[Saved entries]
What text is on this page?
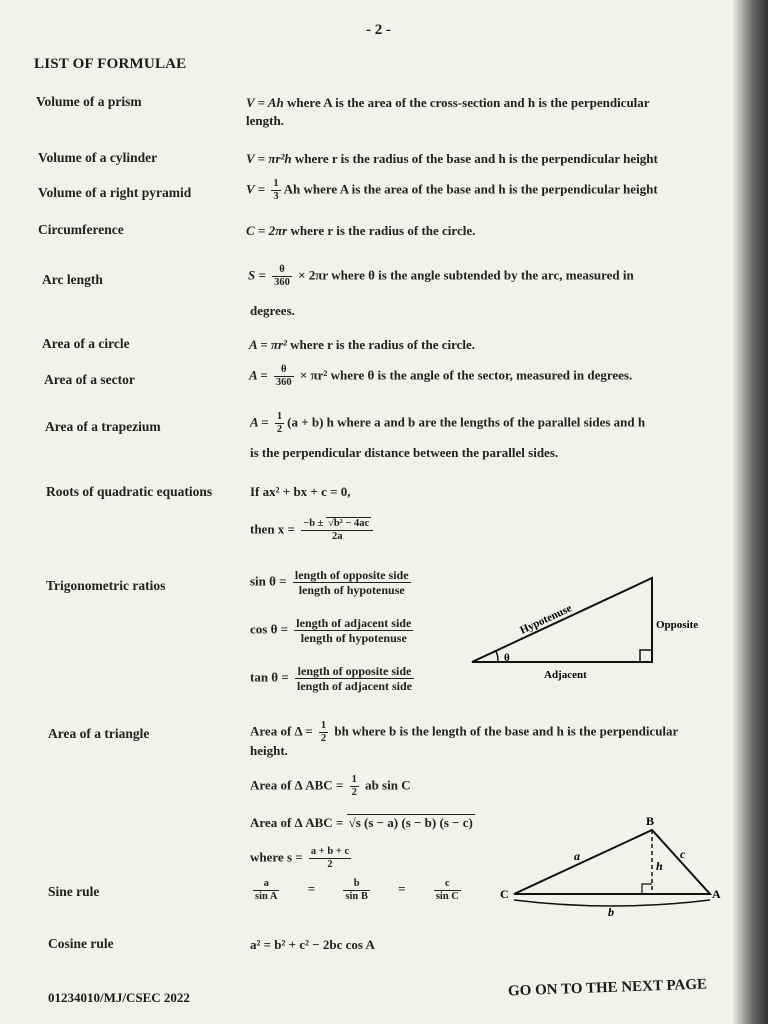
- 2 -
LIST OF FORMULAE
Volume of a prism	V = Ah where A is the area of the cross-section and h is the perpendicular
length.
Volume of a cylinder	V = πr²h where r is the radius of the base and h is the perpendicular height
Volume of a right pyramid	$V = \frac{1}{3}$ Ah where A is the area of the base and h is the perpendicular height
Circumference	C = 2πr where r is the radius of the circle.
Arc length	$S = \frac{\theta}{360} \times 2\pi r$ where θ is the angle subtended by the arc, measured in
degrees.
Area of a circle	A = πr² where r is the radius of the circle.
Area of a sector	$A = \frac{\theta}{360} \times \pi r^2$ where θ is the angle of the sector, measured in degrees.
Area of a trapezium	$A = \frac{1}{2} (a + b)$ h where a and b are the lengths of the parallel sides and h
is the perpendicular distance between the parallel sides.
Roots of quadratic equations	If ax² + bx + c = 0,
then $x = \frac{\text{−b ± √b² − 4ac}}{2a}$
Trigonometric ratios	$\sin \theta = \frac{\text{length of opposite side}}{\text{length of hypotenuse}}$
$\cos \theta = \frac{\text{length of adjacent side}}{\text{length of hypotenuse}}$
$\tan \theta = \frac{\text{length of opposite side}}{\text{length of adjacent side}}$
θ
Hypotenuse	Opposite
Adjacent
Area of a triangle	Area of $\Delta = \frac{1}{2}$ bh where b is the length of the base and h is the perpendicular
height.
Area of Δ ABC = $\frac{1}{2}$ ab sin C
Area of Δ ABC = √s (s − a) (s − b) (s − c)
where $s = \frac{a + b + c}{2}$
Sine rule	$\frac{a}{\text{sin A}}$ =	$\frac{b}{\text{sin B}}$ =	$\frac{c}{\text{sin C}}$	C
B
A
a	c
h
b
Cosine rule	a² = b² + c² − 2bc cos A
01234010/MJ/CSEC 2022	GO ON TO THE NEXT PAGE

--

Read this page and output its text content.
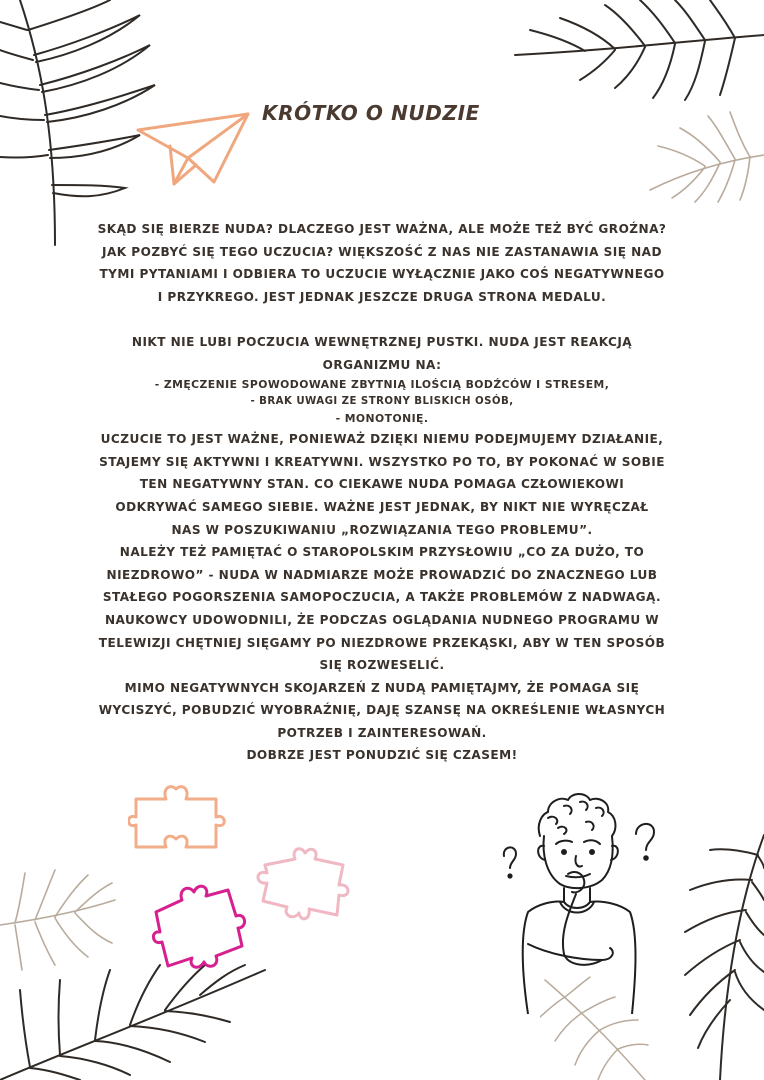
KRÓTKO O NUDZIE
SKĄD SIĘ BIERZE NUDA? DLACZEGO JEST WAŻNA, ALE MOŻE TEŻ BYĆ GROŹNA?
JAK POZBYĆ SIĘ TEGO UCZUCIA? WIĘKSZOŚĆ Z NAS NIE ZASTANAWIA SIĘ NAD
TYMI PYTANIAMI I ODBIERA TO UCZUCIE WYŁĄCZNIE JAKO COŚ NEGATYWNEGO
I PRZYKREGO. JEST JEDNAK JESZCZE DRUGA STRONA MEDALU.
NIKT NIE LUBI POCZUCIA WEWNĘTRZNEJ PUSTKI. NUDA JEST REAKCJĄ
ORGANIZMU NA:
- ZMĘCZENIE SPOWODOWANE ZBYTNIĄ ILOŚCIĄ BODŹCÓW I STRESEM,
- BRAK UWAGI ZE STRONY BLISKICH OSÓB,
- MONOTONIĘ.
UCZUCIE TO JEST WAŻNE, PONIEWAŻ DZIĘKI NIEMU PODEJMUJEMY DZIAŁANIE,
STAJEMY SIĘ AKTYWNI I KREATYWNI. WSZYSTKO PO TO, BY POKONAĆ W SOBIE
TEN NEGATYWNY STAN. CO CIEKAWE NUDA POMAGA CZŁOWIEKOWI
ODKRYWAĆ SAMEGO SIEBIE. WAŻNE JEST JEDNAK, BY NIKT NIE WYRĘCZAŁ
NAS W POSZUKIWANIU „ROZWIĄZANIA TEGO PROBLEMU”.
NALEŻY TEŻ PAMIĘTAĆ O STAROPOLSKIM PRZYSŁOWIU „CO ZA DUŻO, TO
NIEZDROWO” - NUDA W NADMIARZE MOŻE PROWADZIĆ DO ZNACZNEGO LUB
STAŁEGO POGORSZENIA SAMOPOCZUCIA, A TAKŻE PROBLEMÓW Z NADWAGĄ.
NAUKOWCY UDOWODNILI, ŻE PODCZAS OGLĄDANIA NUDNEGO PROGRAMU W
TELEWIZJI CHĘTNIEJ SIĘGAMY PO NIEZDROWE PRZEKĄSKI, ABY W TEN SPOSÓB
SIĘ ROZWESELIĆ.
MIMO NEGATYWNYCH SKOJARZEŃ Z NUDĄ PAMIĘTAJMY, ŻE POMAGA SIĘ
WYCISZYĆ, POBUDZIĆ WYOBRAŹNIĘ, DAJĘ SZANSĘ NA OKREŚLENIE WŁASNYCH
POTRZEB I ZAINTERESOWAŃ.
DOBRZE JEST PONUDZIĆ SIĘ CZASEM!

--

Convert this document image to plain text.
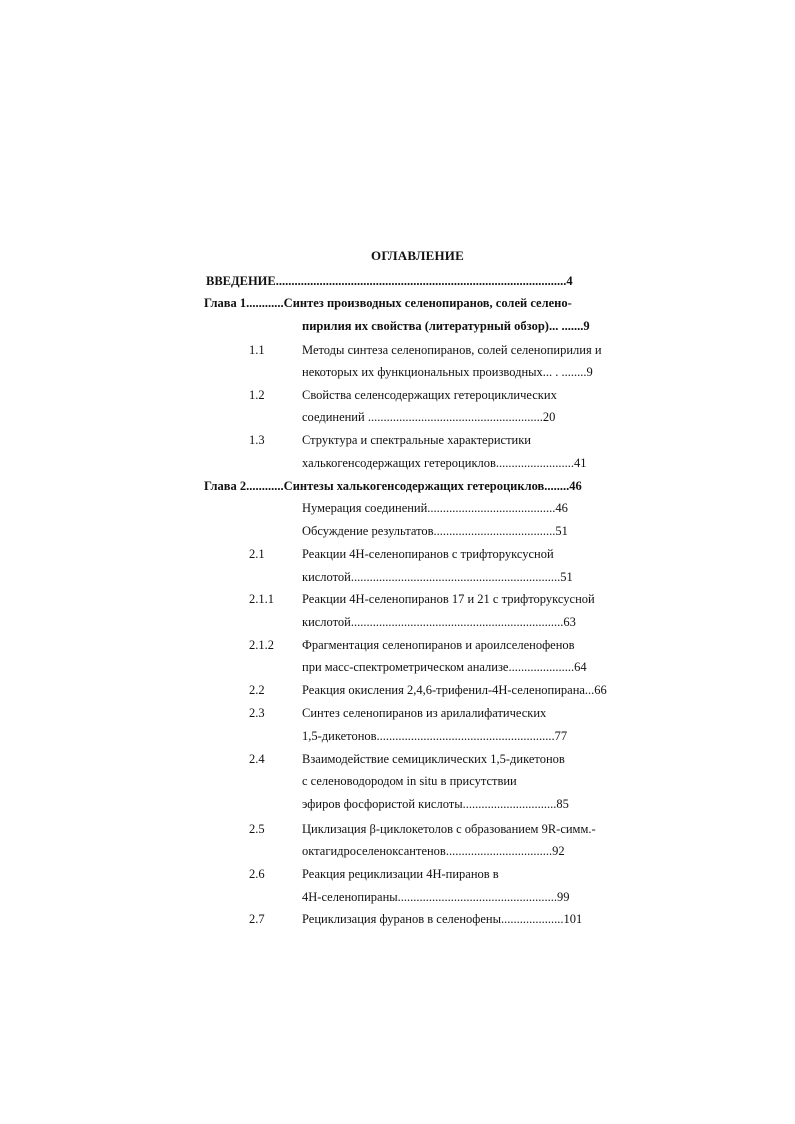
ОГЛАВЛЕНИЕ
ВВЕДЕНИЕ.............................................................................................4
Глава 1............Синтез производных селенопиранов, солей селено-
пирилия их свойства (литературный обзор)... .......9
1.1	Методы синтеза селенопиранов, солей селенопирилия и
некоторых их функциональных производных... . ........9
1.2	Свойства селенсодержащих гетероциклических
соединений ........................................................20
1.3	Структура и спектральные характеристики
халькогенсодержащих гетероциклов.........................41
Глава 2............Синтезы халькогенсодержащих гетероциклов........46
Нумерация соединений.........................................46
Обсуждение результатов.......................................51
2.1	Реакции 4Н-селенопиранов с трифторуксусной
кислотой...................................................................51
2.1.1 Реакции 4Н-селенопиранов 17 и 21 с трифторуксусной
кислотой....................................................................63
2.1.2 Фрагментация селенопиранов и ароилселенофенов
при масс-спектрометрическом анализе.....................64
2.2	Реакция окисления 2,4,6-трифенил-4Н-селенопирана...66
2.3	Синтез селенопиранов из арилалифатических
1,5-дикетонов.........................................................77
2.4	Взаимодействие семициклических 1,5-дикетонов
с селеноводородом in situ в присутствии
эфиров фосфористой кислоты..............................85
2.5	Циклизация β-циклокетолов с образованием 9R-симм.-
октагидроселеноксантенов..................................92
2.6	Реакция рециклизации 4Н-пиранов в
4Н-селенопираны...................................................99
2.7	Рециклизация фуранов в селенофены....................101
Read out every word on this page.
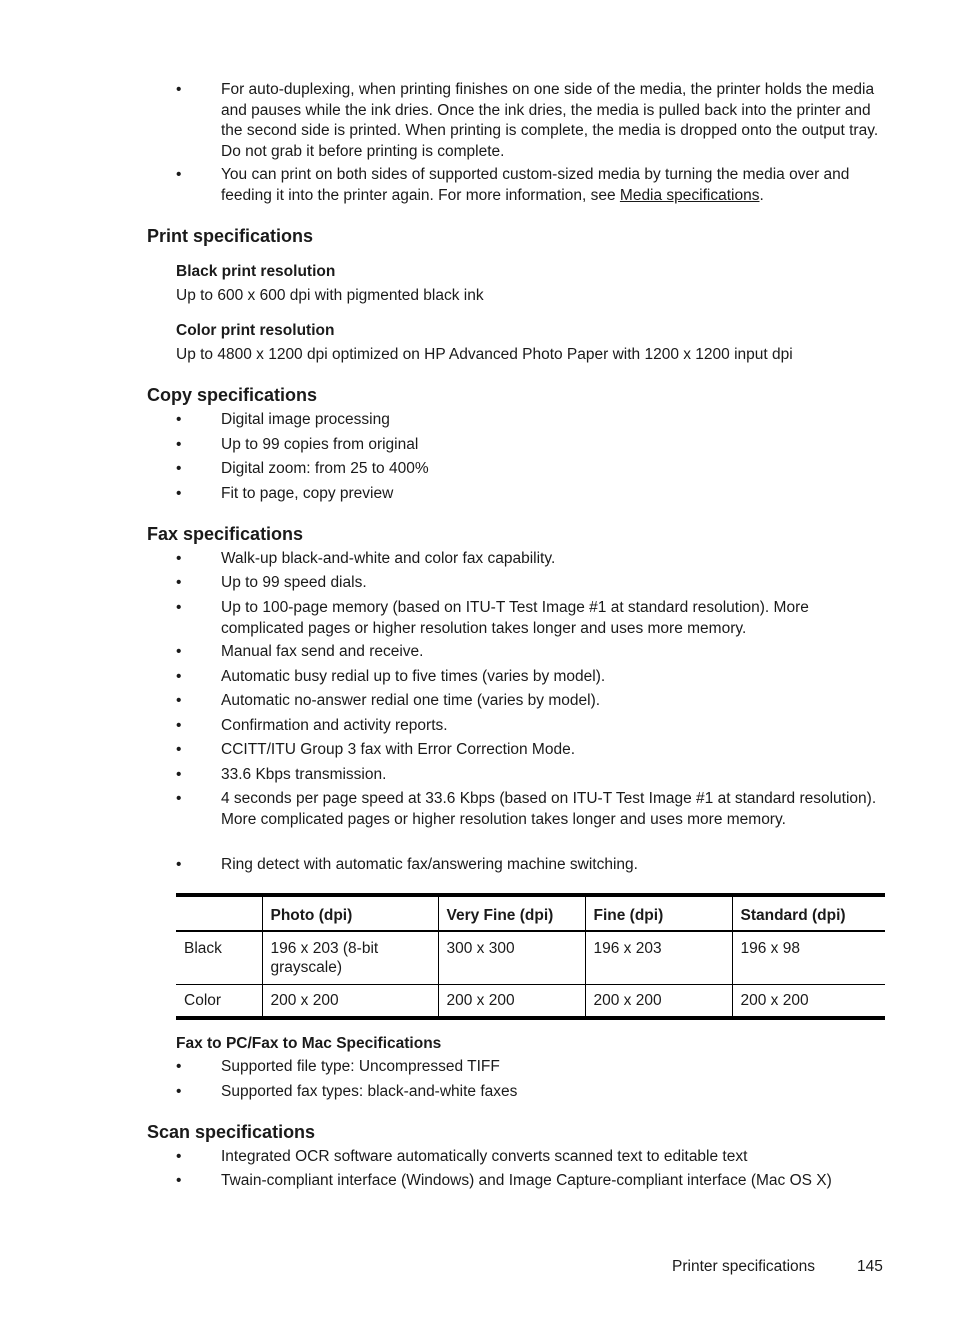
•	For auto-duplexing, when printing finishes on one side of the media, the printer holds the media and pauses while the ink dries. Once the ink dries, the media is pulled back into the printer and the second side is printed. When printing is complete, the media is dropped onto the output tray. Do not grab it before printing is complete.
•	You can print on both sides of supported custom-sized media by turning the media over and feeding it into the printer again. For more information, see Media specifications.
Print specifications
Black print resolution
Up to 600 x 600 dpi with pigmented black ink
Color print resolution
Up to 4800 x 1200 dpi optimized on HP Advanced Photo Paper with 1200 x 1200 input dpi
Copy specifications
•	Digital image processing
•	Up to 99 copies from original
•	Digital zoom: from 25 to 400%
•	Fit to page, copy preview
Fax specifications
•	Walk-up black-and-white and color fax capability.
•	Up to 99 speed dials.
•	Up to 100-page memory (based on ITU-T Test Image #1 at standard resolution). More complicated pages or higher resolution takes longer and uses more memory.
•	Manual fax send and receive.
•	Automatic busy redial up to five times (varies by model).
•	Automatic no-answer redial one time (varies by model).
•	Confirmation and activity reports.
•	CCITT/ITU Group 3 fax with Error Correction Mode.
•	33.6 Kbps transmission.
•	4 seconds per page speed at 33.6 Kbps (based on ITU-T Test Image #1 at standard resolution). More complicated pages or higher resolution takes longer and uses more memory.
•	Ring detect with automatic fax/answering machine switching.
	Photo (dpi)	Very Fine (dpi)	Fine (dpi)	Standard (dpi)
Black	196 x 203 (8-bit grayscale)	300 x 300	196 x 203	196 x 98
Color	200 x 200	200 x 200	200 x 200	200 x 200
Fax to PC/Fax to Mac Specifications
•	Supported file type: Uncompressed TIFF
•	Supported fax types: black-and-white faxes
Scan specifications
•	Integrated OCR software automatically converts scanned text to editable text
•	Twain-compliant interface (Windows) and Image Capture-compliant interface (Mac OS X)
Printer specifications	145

**Work to complete**
Go through the records and pull out each line that includes the word "NUDA".

**Answer in full**
SKĄD SIĘ BIERZE NUDA? DLACZEGO JEST WAŻNA, ALE MOŻE TEŻ BYĆ GROŹNA?
NIKT NIE LUBI POCZUCIA WEWNĘTRZNEJ PUSTKI. NUDA JEST REAKCJĄ
TEN NEGATYWNY STAN. CO CIEKAWE NUDA POMAGA CZŁOWIEKOWI
NIEZDROWO” - NUDA W NADMIARZE MOŻE PROWADZIĆ DO ZNACZNEGO LUB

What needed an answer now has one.